### STATED EXERCISE
Copy each line below that includes "excitation".

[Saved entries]
%%
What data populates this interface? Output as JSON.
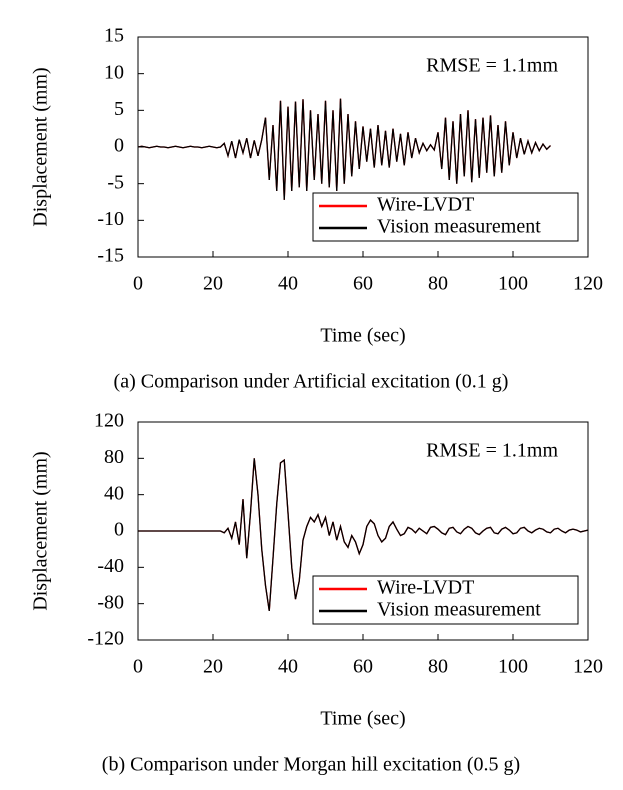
{
  "chart_data": [
    {
      "type": "line",
      "caption": "(a) Comparison under Artificial excitation (0.1 g)",
      "xlabel": "Time (sec)",
      "ylabel": "Displacement (mm)",
      "annotation": "RMSE = 1.1mm",
      "legend": "lower right",
      "xlim": [
        0,
        120
      ],
      "xticks": [
        0,
        20,
        40,
        60,
        80,
        100,
        120
      ],
      "ylim": [
        -15,
        15
      ],
      "yticks": [
        -15,
        -10,
        -5,
        0,
        5,
        10,
        15
      ],
      "x": [
        0,
        1,
        2,
        3,
        4,
        5,
        6,
        7,
        8,
        9,
        10,
        11,
        12,
        13,
        14,
        15,
        16,
        17,
        18,
        19,
        20,
        21,
        22,
        23,
        24,
        25,
        26,
        27,
        28,
        29,
        30,
        31,
        32,
        33,
        34,
        35,
        36,
        37,
        38,
        39,
        40,
        41,
        42,
        43,
        44,
        45,
        46,
        47,
        48,
        49,
        50,
        51,
        52,
        53,
        54,
        55,
        56,
        57,
        58,
        59,
        60,
        61,
        62,
        63,
        64,
        65,
        66,
        67,
        68,
        69,
        70,
        71,
        72,
        73,
        74,
        75,
        76,
        77,
        78,
        79,
        80,
        81,
        82,
        83,
        84,
        85,
        86,
        87,
        88,
        89,
        90,
        91,
        92,
        93,
        94,
        95,
        96,
        97,
        98,
        99,
        100,
        101,
        102,
        103,
        104,
        105,
        106,
        107,
        108,
        109,
        110
      ],
      "series": [
        {
          "name": "Wire-LVDT",
          "color": "#ff0000",
          "values": [
            0,
            0.1,
            0,
            -0.1,
            0,
            0.1,
            0,
            0,
            -0.1,
            0,
            0.1,
            0,
            -0.1,
            0,
            0.1,
            0,
            0,
            -0.1,
            0,
            0.1,
            0,
            -0.1,
            0,
            0.5,
            -1.2,
            0.8,
            -1.5,
            1,
            -0.8,
            1.2,
            -1.5,
            0.9,
            -1.2,
            1,
            4,
            -4.5,
            3,
            -6,
            6.3,
            -7.2,
            5.5,
            -6,
            6.2,
            -5.5,
            6.5,
            -6,
            5,
            -4.5,
            4.5,
            -5,
            6.3,
            -5.5,
            5,
            -6,
            6.6,
            -5,
            4.5,
            -4,
            3.5,
            -3,
            2.8,
            -2,
            2.5,
            -2.8,
            3,
            -2.5,
            2.2,
            -2.8,
            2.5,
            -2,
            1.8,
            -2.5,
            2,
            -1.5,
            1.2,
            -0.8,
            0.5,
            -0.5,
            0.3,
            -0.4,
            2,
            -3,
            4,
            -4.5,
            3.5,
            -5,
            4.5,
            -4,
            5,
            -4.8,
            3.8,
            -4.2,
            4,
            -3.5,
            4.3,
            -4,
            3,
            -3.5,
            3.5,
            -2.5,
            2,
            -1.5,
            1.2,
            -1,
            0.8,
            -0.8,
            0.6,
            -0.5,
            0.4,
            -0.3,
            0.2
          ]
        },
        {
          "name": "Vision measurement",
          "color": "#000000",
          "values": [
            0,
            0.1,
            0,
            -0.1,
            0,
            0.1,
            0,
            0,
            -0.1,
            0,
            0.1,
            0,
            -0.1,
            0,
            0.1,
            0,
            0,
            -0.1,
            0,
            0.1,
            0,
            -0.1,
            0,
            0.5,
            -1.2,
            0.8,
            -1.5,
            1,
            -0.8,
            1.2,
            -1.5,
            0.9,
            -1.2,
            1,
            4,
            -4.5,
            3,
            -6,
            6.3,
            -7.2,
            5.5,
            -6,
            6.2,
            -5.5,
            6.5,
            -6,
            5,
            -4.5,
            4.5,
            -5,
            6.3,
            -5.5,
            5,
            -6,
            6.6,
            -5,
            4.5,
            -4,
            3.5,
            -3,
            2.8,
            -2,
            2.5,
            -2.8,
            3,
            -2.5,
            2.2,
            -2.8,
            2.5,
            -2,
            1.8,
            -2.5,
            2,
            -1.5,
            1.2,
            -0.8,
            0.5,
            -0.5,
            0.3,
            -0.4,
            2,
            -3,
            4,
            -4.5,
            3.5,
            -5,
            4.5,
            -4,
            5,
            -4.8,
            3.8,
            -4.2,
            4,
            -3.5,
            4.3,
            -4,
            3,
            -3.5,
            3.5,
            -2.5,
            2,
            -1.5,
            1.2,
            -1,
            0.8,
            -0.8,
            0.6,
            -0.5,
            0.4,
            -0.3,
            0.2
          ]
        }
      ]
    },
    {
      "type": "line",
      "caption": "(b) Comparison under Morgan hill excitation (0.5 g)",
      "xlabel": "Time (sec)",
      "ylabel": "Displacement (mm)",
      "annotation": "RMSE = 1.1mm",
      "legend": "lower right",
      "xlim": [
        0,
        120
      ],
      "xticks": [
        0,
        20,
        40,
        60,
        80,
        100,
        120
      ],
      "ylim": [
        -120,
        120
      ],
      "yticks": [
        -120,
        -80,
        -40,
        0,
        40,
        80,
        120
      ],
      "x": [
        0,
        1,
        2,
        3,
        4,
        5,
        6,
        7,
        8,
        9,
        10,
        11,
        12,
        13,
        14,
        15,
        16,
        17,
        18,
        19,
        20,
        21,
        22,
        23,
        24,
        25,
        26,
        27,
        28,
        29,
        30,
        31,
        32,
        33,
        34,
        35,
        36,
        37,
        38,
        39,
        40,
        41,
        42,
        43,
        44,
        45,
        46,
        47,
        48,
        49,
        50,
        51,
        52,
        53,
        54,
        55,
        56,
        57,
        58,
        59,
        60,
        61,
        62,
        63,
        64,
        65,
        66,
        67,
        68,
        69,
        70,
        71,
        72,
        73,
        74,
        75,
        76,
        77,
        78,
        79,
        80,
        81,
        82,
        83,
        84,
        85,
        86,
        87,
        88,
        89,
        90,
        91,
        92,
        93,
        94,
        95,
        96,
        97,
        98,
        99,
        100,
        101,
        102,
        103,
        104,
        105,
        106,
        107,
        108,
        109,
        110,
        111,
        112,
        113,
        114,
        115,
        116,
        117,
        118,
        119,
        120
      ],
      "series": [
        {
          "name": "Wire-LVDT",
          "color": "#ff0000",
          "values": [
            0,
            0,
            0,
            0,
            0,
            0,
            0,
            0,
            0,
            0,
            0,
            0,
            0,
            0,
            0,
            0,
            0,
            0,
            0,
            0,
            0,
            0,
            0,
            -2,
            3,
            -8,
            10,
            -15,
            35,
            -30,
            20,
            80,
            40,
            -20,
            -60,
            -88,
            -30,
            30,
            75,
            78,
            20,
            -40,
            -75,
            -55,
            -10,
            5,
            15,
            10,
            18,
            5,
            15,
            -5,
            10,
            -10,
            5,
            -12,
            -18,
            -5,
            -12,
            -25,
            -15,
            5,
            12,
            8,
            -5,
            -12,
            -8,
            5,
            10,
            2,
            -5,
            -3,
            4,
            2,
            -2,
            3,
            0,
            -3,
            4,
            5,
            2,
            -2,
            -4,
            3,
            4,
            -1,
            -3,
            2,
            5,
            3,
            -2,
            -4,
            0,
            3,
            4,
            -2,
            -3,
            2,
            4,
            1,
            -3,
            -2,
            3,
            4,
            0,
            -2,
            1,
            3,
            2,
            -1,
            -2,
            2,
            3,
            0,
            -2,
            1,
            2,
            1,
            -1,
            0,
            1
          ]
        },
        {
          "name": "Vision measurement",
          "color": "#000000",
          "values": [
            0,
            0,
            0,
            0,
            0,
            0,
            0,
            0,
            0,
            0,
            0,
            0,
            0,
            0,
            0,
            0,
            0,
            0,
            0,
            0,
            0,
            0,
            0,
            -2,
            3,
            -8,
            10,
            -15,
            35,
            -30,
            20,
            80,
            40,
            -20,
            -60,
            -88,
            -30,
            30,
            75,
            78,
            20,
            -40,
            -75,
            -55,
            -10,
            5,
            15,
            10,
            18,
            5,
            15,
            -5,
            10,
            -10,
            5,
            -12,
            -18,
            -5,
            -12,
            -25,
            -15,
            5,
            12,
            8,
            -5,
            -12,
            -8,
            5,
            10,
            2,
            -5,
            -3,
            4,
            2,
            -2,
            3,
            0,
            -3,
            4,
            5,
            2,
            -2,
            -4,
            3,
            4,
            -1,
            -3,
            2,
            5,
            3,
            -2,
            -4,
            0,
            3,
            4,
            -2,
            -3,
            2,
            4,
            1,
            -3,
            -2,
            3,
            4,
            0,
            -2,
            1,
            3,
            2,
            -1,
            -2,
            2,
            3,
            0,
            -2,
            1,
            2,
            1,
            -1,
            0,
            1
          ]
        }
      ]
    }
  ]
}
%%
### TASK RESULT
      "caption": "(a) Comparison under Artificial excitation (0.1 g)",
      "caption": "(b) Comparison under Morgan hill excitation (0.5 g)",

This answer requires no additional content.